WHAT IS ASKED:
From the listing below, pull out every line where the string "legend" appears.

--- SUPPLIED RECORDS ---

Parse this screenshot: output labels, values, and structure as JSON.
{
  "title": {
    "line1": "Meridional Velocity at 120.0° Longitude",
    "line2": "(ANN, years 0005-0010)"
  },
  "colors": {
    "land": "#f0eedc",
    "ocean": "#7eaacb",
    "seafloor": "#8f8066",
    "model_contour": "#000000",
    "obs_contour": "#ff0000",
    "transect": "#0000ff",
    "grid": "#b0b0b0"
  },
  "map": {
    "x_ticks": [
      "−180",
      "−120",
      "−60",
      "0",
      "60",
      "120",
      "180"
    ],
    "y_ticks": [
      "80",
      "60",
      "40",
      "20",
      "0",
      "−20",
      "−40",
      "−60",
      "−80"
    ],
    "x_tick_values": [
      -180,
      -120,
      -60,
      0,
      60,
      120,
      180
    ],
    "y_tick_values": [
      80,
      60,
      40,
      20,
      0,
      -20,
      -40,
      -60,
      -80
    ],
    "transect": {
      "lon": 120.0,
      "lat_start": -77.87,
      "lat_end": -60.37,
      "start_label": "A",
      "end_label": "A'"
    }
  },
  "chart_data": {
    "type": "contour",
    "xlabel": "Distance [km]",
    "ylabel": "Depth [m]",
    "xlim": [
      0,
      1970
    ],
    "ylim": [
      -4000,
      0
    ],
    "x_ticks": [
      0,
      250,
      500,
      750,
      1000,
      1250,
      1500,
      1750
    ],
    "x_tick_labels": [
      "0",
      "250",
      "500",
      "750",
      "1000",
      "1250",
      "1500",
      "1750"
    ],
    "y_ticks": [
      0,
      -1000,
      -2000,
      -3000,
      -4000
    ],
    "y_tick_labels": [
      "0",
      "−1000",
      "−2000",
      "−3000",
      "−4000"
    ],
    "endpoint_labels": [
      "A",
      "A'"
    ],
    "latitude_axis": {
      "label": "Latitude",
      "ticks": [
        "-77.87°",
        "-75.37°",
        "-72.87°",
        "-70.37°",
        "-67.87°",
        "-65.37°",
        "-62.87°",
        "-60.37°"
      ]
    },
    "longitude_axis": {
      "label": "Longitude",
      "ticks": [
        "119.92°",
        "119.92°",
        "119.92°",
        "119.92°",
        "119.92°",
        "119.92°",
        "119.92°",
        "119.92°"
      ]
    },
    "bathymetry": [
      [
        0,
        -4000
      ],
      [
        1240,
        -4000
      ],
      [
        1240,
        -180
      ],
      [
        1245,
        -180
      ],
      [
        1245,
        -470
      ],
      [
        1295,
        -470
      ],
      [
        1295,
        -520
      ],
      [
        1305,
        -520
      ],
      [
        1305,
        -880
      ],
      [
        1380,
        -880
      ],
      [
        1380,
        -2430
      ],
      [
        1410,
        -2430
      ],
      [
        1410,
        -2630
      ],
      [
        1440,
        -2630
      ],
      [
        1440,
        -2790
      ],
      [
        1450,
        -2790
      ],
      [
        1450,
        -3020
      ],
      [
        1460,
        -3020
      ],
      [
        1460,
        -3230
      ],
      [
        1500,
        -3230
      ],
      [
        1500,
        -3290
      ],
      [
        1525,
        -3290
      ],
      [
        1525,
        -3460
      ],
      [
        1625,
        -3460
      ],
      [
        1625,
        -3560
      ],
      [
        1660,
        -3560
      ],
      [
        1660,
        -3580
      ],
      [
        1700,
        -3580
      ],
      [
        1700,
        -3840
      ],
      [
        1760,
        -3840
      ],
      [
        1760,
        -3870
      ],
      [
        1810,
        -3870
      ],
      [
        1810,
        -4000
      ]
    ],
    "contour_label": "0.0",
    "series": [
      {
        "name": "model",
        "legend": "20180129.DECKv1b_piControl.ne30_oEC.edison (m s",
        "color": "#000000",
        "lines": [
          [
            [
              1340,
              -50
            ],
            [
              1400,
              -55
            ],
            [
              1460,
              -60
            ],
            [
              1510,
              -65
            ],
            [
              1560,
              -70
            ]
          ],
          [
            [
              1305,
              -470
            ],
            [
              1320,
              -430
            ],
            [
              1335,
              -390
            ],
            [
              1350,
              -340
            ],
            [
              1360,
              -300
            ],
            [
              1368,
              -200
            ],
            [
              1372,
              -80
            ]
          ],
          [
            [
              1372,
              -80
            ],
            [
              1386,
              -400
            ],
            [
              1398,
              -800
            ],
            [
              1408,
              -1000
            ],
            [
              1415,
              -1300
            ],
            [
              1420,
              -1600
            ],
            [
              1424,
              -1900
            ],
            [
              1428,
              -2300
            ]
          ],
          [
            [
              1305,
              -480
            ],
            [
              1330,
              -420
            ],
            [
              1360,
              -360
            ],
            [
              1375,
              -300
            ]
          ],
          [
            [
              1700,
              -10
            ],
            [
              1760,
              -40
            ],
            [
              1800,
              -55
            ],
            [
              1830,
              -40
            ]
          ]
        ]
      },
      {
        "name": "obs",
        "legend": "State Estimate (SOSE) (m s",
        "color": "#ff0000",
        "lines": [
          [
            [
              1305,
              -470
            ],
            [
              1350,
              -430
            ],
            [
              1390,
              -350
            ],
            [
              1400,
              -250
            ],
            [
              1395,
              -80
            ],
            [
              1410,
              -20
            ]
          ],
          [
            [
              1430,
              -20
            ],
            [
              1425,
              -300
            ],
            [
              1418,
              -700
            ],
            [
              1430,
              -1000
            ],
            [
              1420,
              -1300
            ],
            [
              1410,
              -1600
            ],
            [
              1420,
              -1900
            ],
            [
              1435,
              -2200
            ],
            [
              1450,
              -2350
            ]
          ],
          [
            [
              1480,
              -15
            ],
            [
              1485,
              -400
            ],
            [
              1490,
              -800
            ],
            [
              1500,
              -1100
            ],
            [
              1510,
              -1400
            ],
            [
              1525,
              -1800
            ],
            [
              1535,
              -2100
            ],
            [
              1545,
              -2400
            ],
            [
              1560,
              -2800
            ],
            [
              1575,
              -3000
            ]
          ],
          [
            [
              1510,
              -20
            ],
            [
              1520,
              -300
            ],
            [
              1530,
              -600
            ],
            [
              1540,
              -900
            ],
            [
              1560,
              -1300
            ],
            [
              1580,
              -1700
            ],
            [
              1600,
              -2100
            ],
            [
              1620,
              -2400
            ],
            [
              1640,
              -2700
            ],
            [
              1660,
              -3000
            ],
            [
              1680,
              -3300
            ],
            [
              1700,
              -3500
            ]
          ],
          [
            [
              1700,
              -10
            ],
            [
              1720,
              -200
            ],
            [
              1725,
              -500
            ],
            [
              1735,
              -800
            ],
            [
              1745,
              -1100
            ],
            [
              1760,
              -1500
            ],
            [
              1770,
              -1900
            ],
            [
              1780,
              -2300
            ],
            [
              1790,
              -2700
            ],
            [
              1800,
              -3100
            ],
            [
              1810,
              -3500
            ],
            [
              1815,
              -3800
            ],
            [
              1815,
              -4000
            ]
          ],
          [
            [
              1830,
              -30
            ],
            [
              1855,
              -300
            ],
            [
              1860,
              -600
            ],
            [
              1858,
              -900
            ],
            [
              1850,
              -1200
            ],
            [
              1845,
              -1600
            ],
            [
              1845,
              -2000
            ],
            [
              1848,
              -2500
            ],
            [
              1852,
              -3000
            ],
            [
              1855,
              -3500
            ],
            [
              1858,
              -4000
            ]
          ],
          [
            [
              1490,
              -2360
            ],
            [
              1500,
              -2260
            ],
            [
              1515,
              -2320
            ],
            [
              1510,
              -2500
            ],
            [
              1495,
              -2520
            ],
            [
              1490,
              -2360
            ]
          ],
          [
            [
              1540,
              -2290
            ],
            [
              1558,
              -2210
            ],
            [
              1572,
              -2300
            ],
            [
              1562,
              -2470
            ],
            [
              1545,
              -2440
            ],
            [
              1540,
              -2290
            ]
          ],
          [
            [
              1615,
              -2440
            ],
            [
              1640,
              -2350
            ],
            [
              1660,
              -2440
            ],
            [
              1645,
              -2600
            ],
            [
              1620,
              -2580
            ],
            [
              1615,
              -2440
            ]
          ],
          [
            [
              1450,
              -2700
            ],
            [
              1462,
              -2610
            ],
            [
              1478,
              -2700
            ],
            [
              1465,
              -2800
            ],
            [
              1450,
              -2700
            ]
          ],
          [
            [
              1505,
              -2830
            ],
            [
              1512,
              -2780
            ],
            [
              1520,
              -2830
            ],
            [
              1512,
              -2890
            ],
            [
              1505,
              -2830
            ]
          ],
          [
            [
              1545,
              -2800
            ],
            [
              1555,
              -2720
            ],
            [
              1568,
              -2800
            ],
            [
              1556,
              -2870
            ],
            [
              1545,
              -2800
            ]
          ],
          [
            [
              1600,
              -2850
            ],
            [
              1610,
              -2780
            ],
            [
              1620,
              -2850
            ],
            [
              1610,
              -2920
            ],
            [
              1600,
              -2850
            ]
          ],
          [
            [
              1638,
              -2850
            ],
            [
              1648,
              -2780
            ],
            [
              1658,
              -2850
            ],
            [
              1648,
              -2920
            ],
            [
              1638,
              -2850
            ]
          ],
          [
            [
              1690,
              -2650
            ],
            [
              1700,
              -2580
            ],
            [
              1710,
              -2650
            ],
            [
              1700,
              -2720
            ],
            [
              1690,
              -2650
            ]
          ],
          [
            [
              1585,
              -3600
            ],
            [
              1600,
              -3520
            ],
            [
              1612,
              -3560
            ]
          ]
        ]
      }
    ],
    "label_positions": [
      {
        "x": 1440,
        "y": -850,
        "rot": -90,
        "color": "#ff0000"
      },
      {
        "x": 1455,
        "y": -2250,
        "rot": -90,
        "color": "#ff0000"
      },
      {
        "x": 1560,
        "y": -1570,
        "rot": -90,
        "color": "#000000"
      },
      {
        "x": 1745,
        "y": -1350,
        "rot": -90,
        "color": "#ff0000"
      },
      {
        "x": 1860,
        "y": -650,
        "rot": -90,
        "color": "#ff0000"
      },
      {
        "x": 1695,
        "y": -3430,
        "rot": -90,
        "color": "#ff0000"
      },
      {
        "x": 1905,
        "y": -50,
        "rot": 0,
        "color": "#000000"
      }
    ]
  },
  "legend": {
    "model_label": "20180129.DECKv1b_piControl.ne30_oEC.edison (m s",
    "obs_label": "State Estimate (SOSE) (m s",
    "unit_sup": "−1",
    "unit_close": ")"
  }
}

---

FINAL RESULT:
        "legend": "20180129.DECKv1b_piControl.ne30_oEC.edison (m s",
        "legend": "State Estimate (SOSE) (m s",
  "legend": {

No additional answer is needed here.